▸ **Instructions to follow**
Repeat all entries exactly.

▸ **Data entries**
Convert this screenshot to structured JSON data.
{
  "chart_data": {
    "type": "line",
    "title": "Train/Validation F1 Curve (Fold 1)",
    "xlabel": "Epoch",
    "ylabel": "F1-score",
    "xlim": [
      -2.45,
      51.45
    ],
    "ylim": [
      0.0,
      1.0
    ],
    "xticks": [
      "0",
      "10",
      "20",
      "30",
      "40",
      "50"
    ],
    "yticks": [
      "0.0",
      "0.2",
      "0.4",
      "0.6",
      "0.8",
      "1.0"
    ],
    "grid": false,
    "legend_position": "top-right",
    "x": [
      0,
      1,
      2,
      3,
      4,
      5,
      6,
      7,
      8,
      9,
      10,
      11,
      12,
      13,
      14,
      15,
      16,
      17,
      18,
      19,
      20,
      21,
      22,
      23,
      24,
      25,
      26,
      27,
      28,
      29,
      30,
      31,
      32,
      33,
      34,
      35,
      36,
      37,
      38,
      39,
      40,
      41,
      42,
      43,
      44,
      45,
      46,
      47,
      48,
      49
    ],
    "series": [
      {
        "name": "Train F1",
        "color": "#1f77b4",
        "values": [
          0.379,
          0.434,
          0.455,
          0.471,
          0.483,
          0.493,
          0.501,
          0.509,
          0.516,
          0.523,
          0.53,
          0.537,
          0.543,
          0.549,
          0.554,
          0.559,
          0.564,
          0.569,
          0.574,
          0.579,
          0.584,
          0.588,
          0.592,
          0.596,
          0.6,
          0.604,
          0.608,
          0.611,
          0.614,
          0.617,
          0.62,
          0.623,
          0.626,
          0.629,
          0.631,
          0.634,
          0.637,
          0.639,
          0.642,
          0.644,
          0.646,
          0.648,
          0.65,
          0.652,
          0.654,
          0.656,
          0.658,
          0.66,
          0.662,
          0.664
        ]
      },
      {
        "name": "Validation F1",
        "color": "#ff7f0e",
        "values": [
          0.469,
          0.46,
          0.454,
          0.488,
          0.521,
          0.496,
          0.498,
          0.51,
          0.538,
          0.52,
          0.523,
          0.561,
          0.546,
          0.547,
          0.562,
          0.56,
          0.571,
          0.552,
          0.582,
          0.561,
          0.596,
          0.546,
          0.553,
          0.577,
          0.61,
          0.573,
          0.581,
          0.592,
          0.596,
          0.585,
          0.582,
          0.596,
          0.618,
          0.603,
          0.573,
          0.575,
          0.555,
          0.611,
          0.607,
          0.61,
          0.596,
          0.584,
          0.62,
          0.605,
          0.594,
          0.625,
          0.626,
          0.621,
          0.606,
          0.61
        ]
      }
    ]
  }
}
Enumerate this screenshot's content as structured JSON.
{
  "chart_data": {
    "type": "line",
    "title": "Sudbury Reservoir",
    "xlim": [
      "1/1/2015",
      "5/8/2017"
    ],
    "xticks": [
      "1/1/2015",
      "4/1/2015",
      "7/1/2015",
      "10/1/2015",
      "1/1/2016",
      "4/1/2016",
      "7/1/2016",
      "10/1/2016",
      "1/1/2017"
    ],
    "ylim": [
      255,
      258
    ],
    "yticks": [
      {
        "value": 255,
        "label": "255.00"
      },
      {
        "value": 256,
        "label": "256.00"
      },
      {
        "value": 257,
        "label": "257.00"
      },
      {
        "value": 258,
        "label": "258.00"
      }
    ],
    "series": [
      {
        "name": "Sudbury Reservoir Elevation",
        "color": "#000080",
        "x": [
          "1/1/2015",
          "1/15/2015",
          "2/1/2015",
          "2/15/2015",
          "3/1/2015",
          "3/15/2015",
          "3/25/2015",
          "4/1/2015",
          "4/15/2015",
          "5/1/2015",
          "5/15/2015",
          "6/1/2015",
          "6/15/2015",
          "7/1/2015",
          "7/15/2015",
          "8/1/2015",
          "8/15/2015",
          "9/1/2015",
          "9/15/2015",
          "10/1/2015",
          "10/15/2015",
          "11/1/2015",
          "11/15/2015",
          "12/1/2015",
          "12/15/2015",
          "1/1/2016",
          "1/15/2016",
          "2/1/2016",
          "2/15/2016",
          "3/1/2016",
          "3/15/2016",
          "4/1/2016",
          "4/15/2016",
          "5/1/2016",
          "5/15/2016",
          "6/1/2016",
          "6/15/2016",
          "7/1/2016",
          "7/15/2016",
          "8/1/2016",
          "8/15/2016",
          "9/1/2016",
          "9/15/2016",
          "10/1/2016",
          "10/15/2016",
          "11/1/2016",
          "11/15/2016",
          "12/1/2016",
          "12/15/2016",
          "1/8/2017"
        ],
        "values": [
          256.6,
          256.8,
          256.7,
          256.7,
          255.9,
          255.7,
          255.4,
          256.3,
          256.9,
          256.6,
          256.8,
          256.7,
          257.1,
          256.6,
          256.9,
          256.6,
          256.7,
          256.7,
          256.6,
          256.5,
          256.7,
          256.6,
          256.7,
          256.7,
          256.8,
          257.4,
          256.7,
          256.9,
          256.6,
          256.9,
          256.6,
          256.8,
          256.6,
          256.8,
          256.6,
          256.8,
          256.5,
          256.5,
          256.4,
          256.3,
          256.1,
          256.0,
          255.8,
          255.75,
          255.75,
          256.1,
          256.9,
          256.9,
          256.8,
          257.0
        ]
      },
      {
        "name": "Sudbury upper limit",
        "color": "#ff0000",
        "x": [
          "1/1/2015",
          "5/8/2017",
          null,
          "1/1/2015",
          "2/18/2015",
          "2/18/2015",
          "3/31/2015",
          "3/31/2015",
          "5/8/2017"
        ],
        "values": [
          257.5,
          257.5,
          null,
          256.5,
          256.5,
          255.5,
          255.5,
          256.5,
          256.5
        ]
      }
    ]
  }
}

▸ **The response**
Convert this screenshot to structured JSON data.
{
  "chart_data": {
    "type": "line",
    "title": "Train/Validation F1 Curve (Fold 1)",
    "xlabel": "Epoch",
    "ylabel": "F1-score",
    "xlim": [
      -2.45,
      51.45
    ],
    "ylim": [
      0.0,
      1.0
    ],
    "xticks": [
      "0",
      "10",
      "20",
      "30",
      "40",
      "50"
    ],
    "yticks": [
      "0.0",
      "0.2",
      "0.4",
      "0.6",
      "0.8",
      "1.0"
    ],
    "grid": false,
    "legend_position": "top-right",
    "x": [
      0,
      1,
      2,
      3,
      4,
      5,
      6,
      7,
      8,
      9,
      10,
      11,
      12,
      13,
      14,
      15,
      16,
      17,
      18,
      19,
      20,
      21,
      22,
      23,
      24,
      25,
      26,
      27,
      28,
      29,
      30,
      31,
      32,
      33,
      34,
      35,
      36,
      37,
      38,
      39,
      40,
      41,
      42,
      43,
      44,
      45,
      46,
      47,
      48,
      49
    ],
    "series": [
      {
        "name": "Train F1",
        "color": "#1f77b4",
        "values": [
          0.379,
          0.434,
          0.455,
          0.471,
          0.483,
          0.493,
          0.501,
          0.509,
          0.516,
          0.523,
          0.53,
          0.537,
          0.543,
          0.549,
          0.554,
          0.559,
          0.564,
          0.569,
          0.574,
          0.579,
          0.584,
          0.588,
          0.592,
          0.596,
          0.6,
          0.604,
          0.608,
          0.611,
          0.614,
          0.617,
          0.62,
          0.623,
          0.626,
          0.629,
          0.631,
          0.634,
          0.637,
          0.639,
          0.642,
          0.644,
          0.646,
          0.648,
          0.65,
          0.652,
          0.654,
          0.656,
          0.658,
          0.66,
          0.662,
          0.664
        ]
      },
      {
        "name": "Validation F1",
        "color": "#ff7f0e",
        "values": [
          0.469,
          0.46,
          0.454,
          0.488,
          0.521,
          0.496,
          0.498,
          0.51,
          0.538,
          0.52,
          0.523,
          0.561,
          0.546,
          0.547,
          0.562,
          0.56,
          0.571,
          0.552,
          0.582,
          0.561,
          0.596,
          0.546,
          0.553,
          0.577,
          0.61,
          0.573,
          0.581,
          0.592,
          0.596,
          0.585,
          0.582,
          0.596,
          0.618,
          0.603,
          0.573,
          0.575,
          0.555,
          0.611,
          0.607,
          0.61,
          0.596,
          0.584,
          0.62,
          0.605,
          0.594,
          0.625,
          0.626,
          0.621,
          0.606,
          0.61
        ]
      }
    ]
  }
}
Enumerate this screenshot's content as structured JSON.
{
  "chart_data": {
    "type": "line",
    "title": "Sudbury Reservoir",
    "xlim": [
      "1/1/2015",
      "5/8/2017"
    ],
    "xticks": [
      "1/1/2015",
      "4/1/2015",
      "7/1/2015",
      "10/1/2015",
      "1/1/2016",
      "4/1/2016",
      "7/1/2016",
      "10/1/2016",
      "1/1/2017"
    ],
    "ylim": [
      255,
      258
    ],
    "yticks": [
      {
        "value": 255,
        "label": "255.00"
      },
      {
        "value": 256,
        "label": "256.00"
      },
      {
        "value": 257,
        "label": "257.00"
      },
      {
        "value": 258,
        "label": "258.00"
      }
    ],
    "series": [
      {
        "name": "Sudbury Reservoir Elevation",
        "color": "#000080",
        "x": [
          "1/1/2015",
          "1/15/2015",
          "2/1/2015",
          "2/15/2015",
          "3/1/2015",
          "3/15/2015",
          "3/25/2015",
          "4/1/2015",
          "4/15/2015",
          "5/1/2015",
          "5/15/2015",
          "6/1/2015",
          "6/15/2015",
          "7/1/2015",
          "7/15/2015",
          "8/1/2015",
          "8/15/2015",
          "9/1/2015",
          "9/15/2015",
          "10/1/2015",
          "10/15/2015",
          "11/1/2015",
          "11/15/2015",
          "12/1/2015",
          "12/15/2015",
          "1/1/2016",
          "1/15/2016",
          "2/1/2016",
          "2/15/2016",
          "3/1/2016",
          "3/15/2016",
          "4/1/2016",
          "4/15/2016",
          "5/1/2016",
          "5/15/2016",
          "6/1/2016",
          "6/15/2016",
          "7/1/2016",
          "7/15/2016",
          "8/1/2016",
          "8/15/2016",
          "9/1/2016",
          "9/15/2016",
          "10/1/2016",
          "10/15/2016",
          "11/1/2016",
          "11/15/2016",
          "12/1/2016",
          "12/15/2016",
          "1/8/2017"
        ],
        "values": [
          256.6,
          256.8,
          256.7,
          256.7,
          255.9,
          255.7,
          255.4,
          256.3,
          256.9,
          256.6,
          256.8,
          256.7,
          257.1,
          256.6,
          256.9,
          256.6,
          256.7,
          256.7,
          256.6,
          256.5,
          256.7,
          256.6,
          256.7,
          256.7,
          256.8,
          257.4,
          256.7,
          256.9,
          256.6,
          256.9,
          256.6,
          256.8,
          256.6,
          256.8,
          256.6,
          256.8,
          256.5,
          256.5,
          256.4,
          256.3,
          256.1,
          256.0,
          255.8,
          255.75,
          255.75,
          256.1,
          256.9,
          256.9,
          256.8,
          257.0
        ]
      },
      {
        "name": "Sudbury upper limit",
        "color": "#ff0000",
        "x": [
          "1/1/2015",
          "5/8/2017",
          null,
          "1/1/2015",
          "2/18/2015",
          "2/18/2015",
          "3/31/2015",
          "3/31/2015",
          "5/8/2017"
        ],
        "values": [
          257.5,
          257.5,
          null,
          256.5,
          256.5,
          255.5,
          255.5,
          256.5,
          256.5
        ]
      }
    ]
  }
}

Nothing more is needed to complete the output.